§ TASK REQUIREMENTS: This exercise asks for a copy of each line in the records below with the word "structured" in it.
Segment Start: RECORDS FOR THE EXERCISE
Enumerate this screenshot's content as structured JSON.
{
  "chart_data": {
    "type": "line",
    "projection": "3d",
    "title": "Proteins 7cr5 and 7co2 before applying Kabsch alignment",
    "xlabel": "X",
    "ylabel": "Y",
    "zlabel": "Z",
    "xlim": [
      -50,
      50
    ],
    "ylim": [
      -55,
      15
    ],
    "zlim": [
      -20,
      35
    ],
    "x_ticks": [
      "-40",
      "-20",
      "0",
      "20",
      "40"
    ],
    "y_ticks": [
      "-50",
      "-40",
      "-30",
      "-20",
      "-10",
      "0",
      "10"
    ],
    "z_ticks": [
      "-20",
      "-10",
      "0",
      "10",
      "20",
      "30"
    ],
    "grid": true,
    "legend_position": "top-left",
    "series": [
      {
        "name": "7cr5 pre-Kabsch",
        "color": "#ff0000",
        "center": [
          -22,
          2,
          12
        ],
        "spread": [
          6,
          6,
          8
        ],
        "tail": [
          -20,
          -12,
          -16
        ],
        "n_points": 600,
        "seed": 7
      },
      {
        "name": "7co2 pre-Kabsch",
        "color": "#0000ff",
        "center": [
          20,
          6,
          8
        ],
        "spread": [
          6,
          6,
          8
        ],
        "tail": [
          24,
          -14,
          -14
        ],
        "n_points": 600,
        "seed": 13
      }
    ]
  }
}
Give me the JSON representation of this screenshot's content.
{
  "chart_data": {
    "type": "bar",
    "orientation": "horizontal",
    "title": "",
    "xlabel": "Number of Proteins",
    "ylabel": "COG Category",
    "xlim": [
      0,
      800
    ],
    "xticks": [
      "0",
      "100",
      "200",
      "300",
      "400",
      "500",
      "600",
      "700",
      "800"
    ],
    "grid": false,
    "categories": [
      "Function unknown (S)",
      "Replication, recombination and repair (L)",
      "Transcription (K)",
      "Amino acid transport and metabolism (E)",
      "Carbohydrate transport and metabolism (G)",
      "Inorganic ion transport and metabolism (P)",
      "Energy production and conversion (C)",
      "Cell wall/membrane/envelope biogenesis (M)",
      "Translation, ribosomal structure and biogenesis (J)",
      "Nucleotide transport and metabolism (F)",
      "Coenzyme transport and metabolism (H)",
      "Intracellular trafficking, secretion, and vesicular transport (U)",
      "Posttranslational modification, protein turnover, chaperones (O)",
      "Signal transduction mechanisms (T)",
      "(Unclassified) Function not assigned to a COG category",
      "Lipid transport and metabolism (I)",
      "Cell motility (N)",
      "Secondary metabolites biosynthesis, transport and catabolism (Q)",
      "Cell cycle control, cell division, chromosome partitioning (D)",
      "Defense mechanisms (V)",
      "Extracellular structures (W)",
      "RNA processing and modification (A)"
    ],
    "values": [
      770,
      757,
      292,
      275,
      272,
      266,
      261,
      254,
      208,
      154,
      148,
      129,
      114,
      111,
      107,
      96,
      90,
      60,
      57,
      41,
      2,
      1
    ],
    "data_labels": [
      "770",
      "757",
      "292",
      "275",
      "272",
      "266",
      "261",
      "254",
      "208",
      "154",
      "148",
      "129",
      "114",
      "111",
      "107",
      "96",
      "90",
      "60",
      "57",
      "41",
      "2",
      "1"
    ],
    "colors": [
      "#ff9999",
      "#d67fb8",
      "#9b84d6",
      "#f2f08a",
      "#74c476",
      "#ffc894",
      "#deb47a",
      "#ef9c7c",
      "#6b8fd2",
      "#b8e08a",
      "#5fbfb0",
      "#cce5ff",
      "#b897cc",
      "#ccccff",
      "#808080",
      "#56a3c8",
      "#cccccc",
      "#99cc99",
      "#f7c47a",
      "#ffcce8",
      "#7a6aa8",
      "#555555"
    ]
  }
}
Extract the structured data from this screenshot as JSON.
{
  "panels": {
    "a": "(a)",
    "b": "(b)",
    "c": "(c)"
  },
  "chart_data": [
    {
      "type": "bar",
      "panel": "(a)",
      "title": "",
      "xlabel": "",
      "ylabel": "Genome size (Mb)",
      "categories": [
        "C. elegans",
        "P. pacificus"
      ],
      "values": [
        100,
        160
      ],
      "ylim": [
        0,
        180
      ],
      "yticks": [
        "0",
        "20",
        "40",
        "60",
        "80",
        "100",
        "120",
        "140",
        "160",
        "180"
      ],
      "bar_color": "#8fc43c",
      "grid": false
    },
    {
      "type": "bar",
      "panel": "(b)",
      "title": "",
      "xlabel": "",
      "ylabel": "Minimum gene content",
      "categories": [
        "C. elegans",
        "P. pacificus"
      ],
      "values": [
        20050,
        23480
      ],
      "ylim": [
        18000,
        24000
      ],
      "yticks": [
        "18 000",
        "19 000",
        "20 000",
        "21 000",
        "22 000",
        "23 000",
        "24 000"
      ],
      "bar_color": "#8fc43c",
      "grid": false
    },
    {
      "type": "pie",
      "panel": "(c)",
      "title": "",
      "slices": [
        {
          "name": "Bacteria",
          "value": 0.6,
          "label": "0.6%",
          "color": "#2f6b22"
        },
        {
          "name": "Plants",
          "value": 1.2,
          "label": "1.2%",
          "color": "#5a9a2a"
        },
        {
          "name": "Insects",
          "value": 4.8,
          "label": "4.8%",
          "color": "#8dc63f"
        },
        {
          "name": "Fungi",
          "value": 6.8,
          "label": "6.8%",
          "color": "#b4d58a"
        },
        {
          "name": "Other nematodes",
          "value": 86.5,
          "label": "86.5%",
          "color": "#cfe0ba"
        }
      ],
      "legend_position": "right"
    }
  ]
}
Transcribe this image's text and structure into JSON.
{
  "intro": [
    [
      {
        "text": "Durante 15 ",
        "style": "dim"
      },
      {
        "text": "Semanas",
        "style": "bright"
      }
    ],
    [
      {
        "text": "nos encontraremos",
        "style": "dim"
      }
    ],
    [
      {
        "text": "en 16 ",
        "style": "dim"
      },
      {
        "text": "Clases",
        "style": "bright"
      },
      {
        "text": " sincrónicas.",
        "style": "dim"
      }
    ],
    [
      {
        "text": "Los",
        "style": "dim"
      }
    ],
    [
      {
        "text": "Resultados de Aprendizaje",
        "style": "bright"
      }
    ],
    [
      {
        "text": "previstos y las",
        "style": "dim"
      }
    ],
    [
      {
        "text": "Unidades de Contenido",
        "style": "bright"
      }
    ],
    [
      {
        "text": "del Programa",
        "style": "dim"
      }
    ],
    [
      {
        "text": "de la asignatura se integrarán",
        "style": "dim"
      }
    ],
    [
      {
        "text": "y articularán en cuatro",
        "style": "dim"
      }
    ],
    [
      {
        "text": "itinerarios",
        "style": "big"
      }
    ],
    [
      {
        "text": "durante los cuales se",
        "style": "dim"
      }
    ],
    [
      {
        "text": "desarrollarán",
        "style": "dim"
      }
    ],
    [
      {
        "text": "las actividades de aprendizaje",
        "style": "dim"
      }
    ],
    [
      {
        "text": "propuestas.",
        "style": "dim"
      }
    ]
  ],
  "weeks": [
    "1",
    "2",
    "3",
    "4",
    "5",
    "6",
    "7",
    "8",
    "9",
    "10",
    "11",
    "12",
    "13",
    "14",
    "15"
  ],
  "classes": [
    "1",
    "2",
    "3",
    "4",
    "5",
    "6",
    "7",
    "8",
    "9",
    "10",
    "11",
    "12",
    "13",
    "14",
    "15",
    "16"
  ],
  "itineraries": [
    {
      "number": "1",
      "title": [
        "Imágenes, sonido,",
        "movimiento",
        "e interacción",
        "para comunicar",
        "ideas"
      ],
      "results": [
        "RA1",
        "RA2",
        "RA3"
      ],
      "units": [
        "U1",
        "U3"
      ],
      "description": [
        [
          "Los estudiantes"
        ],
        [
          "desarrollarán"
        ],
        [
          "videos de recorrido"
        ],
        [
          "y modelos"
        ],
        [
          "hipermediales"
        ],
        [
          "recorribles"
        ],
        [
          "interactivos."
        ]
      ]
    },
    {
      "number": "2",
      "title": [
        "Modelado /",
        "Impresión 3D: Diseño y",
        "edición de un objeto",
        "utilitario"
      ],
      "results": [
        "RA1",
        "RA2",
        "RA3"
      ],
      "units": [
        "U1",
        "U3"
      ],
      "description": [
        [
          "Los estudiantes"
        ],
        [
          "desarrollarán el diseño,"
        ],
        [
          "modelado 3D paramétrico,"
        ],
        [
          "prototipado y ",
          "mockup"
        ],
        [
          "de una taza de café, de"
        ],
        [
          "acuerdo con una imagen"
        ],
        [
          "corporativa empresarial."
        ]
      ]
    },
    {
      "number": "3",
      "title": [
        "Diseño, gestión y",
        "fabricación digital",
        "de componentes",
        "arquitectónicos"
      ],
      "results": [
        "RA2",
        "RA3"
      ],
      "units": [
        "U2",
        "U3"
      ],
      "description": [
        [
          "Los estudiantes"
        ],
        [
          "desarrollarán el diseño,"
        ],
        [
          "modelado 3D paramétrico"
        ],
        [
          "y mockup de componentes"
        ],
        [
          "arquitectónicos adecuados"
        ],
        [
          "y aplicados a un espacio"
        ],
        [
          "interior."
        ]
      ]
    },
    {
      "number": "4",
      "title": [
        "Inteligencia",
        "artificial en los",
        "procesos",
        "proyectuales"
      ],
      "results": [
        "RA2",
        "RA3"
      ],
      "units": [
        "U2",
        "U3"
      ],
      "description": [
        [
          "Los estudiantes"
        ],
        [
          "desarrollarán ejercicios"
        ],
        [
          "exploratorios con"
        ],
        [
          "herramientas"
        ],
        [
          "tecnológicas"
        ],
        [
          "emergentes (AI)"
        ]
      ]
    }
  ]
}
Segment End: RECORDS FOR THE EXERCISE
§ TASK ANSWER:
Enumerate this screenshot's content as structured JSON.
Extract the structured data from this screenshot as JSON.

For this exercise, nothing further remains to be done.